__MATERIAL PROVIDED__

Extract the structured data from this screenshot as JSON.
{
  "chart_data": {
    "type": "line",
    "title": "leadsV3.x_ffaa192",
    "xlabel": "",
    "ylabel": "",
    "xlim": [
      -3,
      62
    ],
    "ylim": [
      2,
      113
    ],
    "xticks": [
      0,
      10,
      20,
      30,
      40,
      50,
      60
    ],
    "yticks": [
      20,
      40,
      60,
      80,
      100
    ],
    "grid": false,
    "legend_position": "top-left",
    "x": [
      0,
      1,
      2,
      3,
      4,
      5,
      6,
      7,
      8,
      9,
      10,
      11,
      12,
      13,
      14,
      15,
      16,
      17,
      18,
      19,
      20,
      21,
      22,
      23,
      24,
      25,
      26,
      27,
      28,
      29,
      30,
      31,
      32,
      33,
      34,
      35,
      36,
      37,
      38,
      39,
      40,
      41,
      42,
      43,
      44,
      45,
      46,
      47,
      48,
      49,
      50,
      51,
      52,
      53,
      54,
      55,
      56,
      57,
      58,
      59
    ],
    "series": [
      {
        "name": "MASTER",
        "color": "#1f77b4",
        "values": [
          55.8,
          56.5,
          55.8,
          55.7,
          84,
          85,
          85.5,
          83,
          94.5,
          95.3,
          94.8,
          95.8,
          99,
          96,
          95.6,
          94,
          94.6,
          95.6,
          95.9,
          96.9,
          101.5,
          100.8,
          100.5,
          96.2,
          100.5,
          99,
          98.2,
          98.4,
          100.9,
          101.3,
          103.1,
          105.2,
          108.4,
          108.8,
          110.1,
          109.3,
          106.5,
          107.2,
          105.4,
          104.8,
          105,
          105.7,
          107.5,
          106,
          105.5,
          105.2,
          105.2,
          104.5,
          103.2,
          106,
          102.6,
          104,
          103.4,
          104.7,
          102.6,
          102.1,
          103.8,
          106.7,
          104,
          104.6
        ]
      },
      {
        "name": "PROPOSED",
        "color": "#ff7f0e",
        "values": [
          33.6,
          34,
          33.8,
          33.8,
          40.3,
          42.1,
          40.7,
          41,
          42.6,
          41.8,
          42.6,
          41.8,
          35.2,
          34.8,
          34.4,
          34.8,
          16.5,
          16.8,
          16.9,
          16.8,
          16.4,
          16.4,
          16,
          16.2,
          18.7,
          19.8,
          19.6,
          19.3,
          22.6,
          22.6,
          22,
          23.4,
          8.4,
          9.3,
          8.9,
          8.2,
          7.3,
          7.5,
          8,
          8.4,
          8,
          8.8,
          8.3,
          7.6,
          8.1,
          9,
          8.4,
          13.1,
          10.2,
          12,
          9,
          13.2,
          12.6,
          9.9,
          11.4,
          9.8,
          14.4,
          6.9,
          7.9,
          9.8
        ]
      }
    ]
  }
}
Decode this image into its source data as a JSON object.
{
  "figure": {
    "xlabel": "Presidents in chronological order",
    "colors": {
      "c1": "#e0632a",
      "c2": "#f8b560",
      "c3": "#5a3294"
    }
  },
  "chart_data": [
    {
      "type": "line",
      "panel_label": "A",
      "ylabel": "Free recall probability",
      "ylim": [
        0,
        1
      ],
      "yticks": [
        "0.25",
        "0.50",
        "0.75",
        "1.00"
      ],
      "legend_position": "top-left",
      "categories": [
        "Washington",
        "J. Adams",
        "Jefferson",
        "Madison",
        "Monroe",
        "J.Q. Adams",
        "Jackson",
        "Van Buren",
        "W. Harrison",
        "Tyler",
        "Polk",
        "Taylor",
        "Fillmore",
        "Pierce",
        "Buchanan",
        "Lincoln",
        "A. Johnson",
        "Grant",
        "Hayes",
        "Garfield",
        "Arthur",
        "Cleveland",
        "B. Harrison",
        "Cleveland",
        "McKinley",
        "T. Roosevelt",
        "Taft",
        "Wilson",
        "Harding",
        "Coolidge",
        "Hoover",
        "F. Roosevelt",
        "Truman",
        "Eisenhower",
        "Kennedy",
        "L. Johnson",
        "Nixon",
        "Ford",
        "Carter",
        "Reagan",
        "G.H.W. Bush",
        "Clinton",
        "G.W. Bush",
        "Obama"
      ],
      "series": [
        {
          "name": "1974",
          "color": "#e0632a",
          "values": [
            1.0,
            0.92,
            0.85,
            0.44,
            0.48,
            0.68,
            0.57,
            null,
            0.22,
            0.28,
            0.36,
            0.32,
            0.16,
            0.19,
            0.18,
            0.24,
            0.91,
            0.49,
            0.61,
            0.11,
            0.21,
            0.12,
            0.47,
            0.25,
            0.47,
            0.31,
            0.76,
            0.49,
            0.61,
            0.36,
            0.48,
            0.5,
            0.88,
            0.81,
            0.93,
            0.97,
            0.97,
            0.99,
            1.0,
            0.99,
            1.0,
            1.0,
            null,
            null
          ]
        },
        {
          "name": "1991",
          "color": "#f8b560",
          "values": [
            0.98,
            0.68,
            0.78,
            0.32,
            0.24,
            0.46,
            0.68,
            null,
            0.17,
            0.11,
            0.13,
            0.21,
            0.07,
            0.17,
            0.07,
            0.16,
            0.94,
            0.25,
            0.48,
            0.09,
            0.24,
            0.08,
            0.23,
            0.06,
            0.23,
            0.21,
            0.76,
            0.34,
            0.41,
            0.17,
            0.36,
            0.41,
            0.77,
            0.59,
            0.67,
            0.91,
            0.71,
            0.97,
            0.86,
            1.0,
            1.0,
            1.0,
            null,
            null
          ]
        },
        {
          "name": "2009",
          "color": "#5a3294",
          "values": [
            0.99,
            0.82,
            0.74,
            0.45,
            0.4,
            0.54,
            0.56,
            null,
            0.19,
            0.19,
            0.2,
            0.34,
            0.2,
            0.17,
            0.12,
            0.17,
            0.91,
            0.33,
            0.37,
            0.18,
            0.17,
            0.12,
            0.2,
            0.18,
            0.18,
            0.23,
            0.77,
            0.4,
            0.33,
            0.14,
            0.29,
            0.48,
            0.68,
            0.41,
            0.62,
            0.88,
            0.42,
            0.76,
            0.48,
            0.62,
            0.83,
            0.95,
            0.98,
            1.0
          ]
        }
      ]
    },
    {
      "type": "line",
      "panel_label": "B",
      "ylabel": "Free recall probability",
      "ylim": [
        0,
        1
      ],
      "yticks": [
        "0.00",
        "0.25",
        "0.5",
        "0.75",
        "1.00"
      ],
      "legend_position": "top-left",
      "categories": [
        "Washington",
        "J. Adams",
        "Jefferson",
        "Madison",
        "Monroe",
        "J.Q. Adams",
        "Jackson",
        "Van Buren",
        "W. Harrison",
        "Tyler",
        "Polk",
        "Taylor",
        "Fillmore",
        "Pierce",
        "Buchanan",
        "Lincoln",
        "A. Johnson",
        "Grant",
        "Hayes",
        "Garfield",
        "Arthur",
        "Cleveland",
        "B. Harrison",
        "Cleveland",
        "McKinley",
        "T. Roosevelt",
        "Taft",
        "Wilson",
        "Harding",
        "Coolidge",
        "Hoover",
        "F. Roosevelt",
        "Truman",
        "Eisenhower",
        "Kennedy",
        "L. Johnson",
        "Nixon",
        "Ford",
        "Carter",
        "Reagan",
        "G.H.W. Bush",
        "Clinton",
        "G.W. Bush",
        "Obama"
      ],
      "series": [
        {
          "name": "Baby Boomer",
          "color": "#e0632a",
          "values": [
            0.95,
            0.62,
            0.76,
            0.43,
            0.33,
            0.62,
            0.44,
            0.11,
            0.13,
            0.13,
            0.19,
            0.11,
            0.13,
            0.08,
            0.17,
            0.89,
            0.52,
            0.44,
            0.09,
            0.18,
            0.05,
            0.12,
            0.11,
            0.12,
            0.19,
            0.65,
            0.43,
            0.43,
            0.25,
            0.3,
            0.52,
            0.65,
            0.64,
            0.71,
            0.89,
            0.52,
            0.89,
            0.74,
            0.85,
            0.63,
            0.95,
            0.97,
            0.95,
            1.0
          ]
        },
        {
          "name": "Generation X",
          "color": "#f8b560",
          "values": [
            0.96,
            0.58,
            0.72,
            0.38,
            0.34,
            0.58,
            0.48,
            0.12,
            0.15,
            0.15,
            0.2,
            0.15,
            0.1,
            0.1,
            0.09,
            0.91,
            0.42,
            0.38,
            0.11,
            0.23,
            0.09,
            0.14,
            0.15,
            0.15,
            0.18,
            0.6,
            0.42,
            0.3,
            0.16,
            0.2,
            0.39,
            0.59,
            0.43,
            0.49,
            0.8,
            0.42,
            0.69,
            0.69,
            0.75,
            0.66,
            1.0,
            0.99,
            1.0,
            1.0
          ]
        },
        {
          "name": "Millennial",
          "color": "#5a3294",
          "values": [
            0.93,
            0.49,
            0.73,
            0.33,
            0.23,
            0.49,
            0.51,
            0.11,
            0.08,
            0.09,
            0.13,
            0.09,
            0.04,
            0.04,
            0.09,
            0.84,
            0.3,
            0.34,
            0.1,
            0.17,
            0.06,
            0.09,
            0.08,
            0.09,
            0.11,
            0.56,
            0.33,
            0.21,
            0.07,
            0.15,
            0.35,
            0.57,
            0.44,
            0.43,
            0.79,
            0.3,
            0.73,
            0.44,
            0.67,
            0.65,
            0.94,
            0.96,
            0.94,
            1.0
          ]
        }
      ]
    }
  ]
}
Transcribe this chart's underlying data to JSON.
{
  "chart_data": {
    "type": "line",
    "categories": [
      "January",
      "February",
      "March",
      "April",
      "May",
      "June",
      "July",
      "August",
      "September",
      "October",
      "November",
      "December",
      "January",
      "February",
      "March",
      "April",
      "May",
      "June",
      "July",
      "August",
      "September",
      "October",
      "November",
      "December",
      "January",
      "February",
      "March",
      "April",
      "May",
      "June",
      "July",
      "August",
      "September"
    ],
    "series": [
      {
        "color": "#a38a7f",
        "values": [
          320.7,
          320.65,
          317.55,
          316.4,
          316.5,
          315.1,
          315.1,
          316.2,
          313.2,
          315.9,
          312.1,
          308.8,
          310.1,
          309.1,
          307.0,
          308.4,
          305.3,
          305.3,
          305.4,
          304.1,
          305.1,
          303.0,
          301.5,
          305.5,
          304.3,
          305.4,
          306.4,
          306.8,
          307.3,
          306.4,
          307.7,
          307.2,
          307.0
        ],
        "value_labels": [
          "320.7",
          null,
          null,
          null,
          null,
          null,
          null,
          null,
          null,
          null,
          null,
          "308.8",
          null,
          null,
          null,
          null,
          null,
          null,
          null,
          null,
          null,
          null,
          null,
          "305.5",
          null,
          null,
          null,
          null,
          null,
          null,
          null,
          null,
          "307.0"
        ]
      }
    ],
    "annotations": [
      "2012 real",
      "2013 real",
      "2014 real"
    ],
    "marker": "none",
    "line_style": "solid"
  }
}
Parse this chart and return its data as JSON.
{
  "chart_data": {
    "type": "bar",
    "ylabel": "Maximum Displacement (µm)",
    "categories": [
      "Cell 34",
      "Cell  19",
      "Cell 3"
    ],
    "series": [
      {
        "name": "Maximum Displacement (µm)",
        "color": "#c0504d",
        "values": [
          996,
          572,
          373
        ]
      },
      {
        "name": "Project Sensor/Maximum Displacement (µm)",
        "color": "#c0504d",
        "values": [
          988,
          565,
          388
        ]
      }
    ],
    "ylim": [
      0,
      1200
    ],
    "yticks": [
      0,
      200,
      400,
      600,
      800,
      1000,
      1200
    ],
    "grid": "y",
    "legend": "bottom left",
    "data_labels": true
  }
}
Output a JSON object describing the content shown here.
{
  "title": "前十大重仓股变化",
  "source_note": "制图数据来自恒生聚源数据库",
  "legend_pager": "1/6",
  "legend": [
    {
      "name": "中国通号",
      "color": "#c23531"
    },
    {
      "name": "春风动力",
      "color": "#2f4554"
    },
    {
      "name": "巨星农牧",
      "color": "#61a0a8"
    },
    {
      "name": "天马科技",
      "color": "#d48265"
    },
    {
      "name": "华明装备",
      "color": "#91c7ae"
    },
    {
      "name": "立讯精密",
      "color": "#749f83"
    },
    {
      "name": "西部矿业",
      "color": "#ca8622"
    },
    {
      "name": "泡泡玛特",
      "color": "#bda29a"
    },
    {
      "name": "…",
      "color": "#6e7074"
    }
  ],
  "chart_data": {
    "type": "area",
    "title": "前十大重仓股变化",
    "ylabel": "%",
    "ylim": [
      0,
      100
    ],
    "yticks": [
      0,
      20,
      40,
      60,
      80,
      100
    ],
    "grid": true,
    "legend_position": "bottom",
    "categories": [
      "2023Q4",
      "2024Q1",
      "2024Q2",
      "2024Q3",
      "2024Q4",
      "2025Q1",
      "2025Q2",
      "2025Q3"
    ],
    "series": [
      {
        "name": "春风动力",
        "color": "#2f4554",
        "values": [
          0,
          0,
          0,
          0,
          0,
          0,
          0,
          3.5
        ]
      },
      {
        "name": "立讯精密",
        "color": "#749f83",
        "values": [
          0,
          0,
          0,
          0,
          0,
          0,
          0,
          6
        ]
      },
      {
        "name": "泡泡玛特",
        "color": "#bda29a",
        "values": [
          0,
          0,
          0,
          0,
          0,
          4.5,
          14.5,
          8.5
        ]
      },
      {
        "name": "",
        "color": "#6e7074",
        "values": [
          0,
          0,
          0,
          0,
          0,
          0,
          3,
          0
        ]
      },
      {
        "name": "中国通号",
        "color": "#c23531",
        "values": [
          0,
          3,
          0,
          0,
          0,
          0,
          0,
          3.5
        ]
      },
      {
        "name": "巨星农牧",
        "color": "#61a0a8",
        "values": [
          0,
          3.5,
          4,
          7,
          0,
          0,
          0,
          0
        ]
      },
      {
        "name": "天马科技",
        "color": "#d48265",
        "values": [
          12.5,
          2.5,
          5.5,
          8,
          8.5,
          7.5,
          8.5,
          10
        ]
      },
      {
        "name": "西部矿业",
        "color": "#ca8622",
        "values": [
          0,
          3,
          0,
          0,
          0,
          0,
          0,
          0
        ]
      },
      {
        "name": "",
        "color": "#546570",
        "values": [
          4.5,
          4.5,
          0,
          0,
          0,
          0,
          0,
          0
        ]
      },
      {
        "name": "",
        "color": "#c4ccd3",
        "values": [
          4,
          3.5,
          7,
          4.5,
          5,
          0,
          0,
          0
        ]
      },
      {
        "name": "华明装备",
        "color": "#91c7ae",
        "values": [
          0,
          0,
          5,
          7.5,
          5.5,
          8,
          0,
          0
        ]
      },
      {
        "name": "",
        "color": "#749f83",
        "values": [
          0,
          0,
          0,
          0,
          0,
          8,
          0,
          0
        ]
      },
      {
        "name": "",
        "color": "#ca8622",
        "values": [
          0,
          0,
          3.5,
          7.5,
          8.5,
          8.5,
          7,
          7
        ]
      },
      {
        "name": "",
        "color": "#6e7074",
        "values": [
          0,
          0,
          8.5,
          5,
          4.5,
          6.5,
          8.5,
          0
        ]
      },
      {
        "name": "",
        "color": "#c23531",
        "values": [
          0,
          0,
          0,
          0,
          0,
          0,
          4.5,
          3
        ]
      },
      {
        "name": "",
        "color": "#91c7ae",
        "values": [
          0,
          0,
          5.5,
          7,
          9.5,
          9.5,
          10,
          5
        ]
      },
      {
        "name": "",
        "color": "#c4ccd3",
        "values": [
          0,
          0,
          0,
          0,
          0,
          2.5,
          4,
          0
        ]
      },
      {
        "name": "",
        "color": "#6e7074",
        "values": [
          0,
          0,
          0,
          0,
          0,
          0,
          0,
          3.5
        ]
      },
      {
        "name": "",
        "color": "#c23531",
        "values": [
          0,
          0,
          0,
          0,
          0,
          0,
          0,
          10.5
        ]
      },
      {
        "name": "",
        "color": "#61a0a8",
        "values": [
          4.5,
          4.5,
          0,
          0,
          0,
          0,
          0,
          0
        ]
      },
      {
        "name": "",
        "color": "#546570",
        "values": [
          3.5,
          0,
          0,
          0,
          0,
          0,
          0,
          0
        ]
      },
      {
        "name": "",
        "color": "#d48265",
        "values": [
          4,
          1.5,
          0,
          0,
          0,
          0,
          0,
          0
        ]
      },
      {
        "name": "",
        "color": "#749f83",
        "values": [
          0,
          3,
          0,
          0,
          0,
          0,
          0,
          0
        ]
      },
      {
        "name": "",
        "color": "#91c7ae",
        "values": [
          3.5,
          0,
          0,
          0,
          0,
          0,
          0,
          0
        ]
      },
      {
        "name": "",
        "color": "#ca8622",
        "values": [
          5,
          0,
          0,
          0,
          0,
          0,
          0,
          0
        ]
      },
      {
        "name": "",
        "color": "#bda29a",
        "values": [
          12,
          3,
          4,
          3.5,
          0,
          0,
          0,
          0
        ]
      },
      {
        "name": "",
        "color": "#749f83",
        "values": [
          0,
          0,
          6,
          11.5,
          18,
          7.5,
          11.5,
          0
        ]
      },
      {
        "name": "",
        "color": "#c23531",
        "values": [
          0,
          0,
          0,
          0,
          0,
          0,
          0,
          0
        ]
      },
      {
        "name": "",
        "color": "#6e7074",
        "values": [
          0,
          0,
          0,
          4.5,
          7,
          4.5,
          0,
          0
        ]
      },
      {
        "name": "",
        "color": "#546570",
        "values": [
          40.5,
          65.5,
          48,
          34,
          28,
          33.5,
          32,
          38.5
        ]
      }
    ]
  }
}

__EXERCISE GOAL__
The word "left" appears in how many lines of the data? Answer with only the number.

__FINAL ANSWER__
4